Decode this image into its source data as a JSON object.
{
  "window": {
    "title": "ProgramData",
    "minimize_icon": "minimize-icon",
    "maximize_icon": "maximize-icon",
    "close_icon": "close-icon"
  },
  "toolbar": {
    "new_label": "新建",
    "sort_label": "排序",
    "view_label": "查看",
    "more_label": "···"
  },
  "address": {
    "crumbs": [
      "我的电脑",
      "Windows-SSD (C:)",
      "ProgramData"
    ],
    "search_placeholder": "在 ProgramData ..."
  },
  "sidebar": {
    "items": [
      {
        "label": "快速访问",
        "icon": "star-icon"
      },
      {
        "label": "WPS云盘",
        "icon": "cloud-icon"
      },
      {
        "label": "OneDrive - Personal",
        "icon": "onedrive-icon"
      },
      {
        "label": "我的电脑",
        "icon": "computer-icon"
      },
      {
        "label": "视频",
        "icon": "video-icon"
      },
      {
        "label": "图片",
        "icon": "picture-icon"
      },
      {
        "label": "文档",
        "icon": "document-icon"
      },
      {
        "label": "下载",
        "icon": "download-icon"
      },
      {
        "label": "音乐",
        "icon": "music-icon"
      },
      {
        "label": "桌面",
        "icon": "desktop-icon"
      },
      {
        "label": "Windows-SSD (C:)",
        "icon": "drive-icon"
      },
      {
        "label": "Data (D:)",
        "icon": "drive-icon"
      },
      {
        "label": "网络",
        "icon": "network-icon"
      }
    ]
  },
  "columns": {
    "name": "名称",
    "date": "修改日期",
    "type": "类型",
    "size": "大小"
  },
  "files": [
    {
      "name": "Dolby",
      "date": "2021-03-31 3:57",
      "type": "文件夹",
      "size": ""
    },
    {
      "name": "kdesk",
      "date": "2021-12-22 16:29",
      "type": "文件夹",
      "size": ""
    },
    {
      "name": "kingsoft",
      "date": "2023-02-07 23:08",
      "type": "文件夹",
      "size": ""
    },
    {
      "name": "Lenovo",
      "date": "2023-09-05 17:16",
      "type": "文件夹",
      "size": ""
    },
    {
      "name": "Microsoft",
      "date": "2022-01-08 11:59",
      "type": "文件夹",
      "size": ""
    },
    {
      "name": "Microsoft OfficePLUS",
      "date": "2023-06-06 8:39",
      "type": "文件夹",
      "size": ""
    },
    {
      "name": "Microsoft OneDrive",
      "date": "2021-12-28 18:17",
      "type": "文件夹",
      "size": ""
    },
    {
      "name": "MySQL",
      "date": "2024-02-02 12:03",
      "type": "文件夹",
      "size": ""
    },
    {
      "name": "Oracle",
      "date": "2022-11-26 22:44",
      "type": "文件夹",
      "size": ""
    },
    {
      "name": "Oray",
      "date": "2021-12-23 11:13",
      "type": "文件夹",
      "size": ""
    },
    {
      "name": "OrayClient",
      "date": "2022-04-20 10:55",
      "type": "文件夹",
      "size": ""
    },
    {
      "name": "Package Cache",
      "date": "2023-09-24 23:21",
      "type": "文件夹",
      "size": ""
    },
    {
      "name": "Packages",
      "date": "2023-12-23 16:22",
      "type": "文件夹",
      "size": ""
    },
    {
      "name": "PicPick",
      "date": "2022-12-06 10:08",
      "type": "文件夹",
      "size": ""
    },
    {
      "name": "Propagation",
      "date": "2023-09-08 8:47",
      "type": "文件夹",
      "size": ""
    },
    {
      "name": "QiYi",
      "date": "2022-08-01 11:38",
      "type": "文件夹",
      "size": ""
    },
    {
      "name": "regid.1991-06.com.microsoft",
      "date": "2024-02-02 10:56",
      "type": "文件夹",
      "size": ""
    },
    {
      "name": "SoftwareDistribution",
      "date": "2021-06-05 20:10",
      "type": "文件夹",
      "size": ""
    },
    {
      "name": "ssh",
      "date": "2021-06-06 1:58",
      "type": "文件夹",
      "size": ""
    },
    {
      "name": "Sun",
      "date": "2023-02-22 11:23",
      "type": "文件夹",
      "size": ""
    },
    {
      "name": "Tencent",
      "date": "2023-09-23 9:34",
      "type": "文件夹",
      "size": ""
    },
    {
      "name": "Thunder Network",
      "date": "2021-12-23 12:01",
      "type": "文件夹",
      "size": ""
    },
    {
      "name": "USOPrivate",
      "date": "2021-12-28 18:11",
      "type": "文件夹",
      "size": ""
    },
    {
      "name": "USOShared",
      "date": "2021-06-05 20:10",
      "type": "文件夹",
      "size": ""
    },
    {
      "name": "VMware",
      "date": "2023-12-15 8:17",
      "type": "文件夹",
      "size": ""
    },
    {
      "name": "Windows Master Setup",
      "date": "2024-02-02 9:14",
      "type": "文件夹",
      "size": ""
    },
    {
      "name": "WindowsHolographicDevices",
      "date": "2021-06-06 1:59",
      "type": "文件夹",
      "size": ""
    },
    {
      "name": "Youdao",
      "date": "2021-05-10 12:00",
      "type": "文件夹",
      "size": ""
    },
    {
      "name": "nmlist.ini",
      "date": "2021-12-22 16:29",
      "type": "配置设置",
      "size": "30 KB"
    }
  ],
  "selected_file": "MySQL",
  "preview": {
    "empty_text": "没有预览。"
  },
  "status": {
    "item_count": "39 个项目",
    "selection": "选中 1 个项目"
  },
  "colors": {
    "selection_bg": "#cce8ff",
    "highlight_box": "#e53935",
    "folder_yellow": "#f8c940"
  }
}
☆ ☆ ☆
Required work> Find the lines containing "ProgramData" and pull them out.

The reply>
    "title": "ProgramData",
      "ProgramData"
    "search_placeholder": "在 ProgramData ..."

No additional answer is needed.